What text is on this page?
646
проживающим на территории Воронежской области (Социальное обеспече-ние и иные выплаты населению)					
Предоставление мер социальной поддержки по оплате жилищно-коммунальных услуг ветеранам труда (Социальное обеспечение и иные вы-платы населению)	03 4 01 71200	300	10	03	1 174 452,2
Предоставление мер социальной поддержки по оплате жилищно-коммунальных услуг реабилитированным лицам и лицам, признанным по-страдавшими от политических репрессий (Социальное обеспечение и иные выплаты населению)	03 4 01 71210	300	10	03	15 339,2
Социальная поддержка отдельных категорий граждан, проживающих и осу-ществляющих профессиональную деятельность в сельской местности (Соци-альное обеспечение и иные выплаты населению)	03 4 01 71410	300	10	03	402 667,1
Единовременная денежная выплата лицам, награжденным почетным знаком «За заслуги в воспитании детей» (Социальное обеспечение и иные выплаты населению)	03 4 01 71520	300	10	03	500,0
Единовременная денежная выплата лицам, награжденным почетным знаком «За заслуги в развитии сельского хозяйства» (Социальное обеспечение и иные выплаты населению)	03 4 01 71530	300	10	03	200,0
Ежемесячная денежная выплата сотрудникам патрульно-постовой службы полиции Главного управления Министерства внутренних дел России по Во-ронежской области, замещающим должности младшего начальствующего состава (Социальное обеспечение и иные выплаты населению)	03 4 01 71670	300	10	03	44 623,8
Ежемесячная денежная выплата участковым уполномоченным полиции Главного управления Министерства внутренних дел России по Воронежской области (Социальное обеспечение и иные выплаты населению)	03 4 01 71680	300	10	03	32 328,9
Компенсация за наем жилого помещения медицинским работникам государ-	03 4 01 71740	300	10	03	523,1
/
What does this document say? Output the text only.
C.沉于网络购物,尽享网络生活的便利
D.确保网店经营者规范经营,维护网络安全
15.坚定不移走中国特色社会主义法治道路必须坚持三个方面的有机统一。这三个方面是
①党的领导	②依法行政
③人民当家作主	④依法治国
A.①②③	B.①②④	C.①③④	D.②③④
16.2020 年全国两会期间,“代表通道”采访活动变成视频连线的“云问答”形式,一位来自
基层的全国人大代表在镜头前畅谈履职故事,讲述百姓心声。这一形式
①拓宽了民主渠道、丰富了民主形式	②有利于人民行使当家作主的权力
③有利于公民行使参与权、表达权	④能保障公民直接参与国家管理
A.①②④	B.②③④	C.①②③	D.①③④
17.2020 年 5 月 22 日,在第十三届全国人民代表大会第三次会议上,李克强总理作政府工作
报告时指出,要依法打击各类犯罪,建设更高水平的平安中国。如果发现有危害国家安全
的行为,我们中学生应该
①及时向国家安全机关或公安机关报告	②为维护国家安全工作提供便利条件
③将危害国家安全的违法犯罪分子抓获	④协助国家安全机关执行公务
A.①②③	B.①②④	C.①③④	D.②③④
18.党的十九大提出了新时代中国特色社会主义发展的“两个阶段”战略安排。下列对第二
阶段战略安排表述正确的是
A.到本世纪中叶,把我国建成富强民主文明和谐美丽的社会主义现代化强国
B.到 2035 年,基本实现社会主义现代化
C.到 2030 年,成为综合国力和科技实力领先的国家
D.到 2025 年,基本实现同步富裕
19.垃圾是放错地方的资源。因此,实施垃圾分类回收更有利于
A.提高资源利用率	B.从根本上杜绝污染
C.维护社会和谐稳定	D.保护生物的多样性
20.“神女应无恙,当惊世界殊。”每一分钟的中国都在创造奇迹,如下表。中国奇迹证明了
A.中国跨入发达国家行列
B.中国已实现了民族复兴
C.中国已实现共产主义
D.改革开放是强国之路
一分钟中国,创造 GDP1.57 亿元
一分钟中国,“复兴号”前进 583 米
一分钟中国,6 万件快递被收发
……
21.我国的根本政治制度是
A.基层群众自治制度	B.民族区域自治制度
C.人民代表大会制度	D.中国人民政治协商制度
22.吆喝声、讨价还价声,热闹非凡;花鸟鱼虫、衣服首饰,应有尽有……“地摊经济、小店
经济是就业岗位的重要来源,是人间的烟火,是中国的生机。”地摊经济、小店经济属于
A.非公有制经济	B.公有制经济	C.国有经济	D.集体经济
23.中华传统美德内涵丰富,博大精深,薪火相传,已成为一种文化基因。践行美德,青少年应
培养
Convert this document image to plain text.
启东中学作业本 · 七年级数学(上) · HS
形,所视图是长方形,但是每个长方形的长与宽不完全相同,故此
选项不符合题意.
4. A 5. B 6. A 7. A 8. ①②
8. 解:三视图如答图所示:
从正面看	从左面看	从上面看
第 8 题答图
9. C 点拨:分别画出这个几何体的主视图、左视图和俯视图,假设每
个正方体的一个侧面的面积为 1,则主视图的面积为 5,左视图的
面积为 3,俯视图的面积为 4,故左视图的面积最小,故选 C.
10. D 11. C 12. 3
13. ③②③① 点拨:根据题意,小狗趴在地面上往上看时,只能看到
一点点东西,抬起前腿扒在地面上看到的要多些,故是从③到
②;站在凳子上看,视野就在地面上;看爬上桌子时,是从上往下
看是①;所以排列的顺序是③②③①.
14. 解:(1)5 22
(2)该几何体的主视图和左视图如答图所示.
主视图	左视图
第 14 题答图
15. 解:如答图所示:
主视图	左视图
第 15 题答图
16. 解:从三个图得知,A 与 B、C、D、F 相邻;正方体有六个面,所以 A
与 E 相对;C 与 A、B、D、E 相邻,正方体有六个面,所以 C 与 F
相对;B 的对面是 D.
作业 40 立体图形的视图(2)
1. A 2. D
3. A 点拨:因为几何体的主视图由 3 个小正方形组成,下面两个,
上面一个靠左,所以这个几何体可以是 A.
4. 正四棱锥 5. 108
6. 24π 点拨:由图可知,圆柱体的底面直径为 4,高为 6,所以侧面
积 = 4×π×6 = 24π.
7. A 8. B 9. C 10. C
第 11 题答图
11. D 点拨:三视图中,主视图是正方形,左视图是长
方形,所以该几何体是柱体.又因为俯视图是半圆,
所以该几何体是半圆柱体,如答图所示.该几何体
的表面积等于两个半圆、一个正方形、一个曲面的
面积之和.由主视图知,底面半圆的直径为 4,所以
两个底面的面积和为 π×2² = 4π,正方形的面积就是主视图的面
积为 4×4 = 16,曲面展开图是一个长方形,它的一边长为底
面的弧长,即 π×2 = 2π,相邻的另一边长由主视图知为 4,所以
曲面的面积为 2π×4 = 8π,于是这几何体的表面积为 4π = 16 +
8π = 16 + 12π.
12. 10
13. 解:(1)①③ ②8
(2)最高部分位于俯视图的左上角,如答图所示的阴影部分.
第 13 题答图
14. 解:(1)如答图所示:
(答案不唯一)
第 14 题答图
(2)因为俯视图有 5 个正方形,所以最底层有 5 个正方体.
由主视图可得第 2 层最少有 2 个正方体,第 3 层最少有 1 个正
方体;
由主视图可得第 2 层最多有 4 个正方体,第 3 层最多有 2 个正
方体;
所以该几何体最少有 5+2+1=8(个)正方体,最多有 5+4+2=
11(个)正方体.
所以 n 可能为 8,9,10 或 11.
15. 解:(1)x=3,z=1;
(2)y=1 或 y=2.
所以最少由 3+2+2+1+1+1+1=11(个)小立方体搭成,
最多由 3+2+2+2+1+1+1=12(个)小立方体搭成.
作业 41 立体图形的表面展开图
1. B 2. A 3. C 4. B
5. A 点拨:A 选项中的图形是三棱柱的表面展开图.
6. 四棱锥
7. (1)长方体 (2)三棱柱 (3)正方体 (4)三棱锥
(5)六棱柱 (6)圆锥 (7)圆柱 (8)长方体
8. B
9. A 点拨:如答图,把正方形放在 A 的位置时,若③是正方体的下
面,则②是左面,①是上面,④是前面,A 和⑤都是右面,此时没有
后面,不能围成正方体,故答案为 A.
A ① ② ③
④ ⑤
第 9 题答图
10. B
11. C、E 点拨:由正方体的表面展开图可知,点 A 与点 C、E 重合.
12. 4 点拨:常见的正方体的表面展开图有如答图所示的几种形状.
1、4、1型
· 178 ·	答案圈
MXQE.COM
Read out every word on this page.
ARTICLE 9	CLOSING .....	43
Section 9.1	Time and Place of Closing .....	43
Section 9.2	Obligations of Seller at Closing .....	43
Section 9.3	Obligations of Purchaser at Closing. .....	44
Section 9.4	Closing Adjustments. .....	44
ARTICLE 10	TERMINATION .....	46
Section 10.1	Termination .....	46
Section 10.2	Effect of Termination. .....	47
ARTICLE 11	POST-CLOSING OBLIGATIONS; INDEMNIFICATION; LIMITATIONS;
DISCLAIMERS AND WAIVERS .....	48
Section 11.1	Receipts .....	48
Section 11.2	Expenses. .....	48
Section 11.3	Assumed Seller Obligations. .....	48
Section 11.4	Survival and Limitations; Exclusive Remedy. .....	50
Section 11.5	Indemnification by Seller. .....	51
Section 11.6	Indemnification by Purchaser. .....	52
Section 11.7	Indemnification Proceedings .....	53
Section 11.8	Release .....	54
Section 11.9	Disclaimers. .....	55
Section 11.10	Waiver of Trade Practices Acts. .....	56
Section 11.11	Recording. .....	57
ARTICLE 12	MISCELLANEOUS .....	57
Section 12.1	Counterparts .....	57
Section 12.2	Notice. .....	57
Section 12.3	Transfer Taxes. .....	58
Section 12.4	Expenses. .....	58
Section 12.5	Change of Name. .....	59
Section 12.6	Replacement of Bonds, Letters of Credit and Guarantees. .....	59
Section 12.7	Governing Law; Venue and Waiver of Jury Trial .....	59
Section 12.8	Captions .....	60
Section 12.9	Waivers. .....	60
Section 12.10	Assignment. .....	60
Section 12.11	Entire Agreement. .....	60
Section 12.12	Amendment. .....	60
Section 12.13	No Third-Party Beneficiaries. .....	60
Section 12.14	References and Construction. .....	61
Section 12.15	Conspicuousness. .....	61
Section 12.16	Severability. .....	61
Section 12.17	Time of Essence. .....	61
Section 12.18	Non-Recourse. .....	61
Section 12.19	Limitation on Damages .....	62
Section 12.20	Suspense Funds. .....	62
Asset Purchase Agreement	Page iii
......
## Requirements
Repeat, without change, each line of the data above from the one that contains "Read out every word on this page." through the final line, counting both.

## Answer to this exercise
Read out every word on this page.
ARTICLE 9	CLOSING .....	43
Section 9.1	Time and Place of Closing .....	43
Section 9.2	Obligations of Seller at Closing .....	43
Section 9.3	Obligations of Purchaser at Closing. .....	44
Section 9.4	Closing Adjustments. .....	44
ARTICLE 10	TERMINATION .....	46
Section 10.1	Termination .....	46
Section 10.2	Effect of Termination. .....	47
ARTICLE 11	POST-CLOSING OBLIGATIONS; INDEMNIFICATION; LIMITATIONS;
DISCLAIMERS AND WAIVERS .....	48
Section 11.1	Receipts .....	48
Section 11.2	Expenses. .....	48
Section 11.3	Assumed Seller Obligations. .....	48
Section 11.4	Survival and Limitations; Exclusive Remedy. .....	50
Section 11.5	Indemnification by Seller. .....	51
Section 11.6	Indemnification by Purchaser. .....	52
Section 11.7	Indemnification Proceedings .....	53
Section 11.8	Release .....	54
Section 11.9	Disclaimers. .....	55
Section 11.10	Waiver of Trade Practices Acts. .....	56
Section 11.11	Recording. .....	57
ARTICLE 12	MISCELLANEOUS .....	57
Section 12.1	Counterparts .....	57
Section 12.2	Notice. .....	57
Section 12.3	Transfer Taxes. .....	58
Section 12.4	Expenses. .....	58
Section 12.5	Change of Name. .....	59
Section 12.6	Replacement of Bonds, Letters of Credit and Guarantees. .....	59
Section 12.7	Governing Law; Venue and Waiver of Jury Trial .....	59
Section 12.8	Captions .....	60
Section 12.9	Waivers. .....	60
Section 12.10	Assignment. .....	60
Section 12.11	Entire Agreement. .....	60
Section 12.12	Amendment. .....	60
Section 12.13	No Third-Party Beneficiaries. .....	60
Section 12.14	References and Construction. .....	61
Section 12.15	Conspicuousness. .....	61
Section 12.16	Severability. .....	61
Section 12.17	Time of Essence. .....	61
Section 12.18	Non-Recourse. .....	61
Section 12.19	Limitation on Damages .....	62
Section 12.20	Suspense Funds. .....	62
Asset Purchase Agreement	Page iii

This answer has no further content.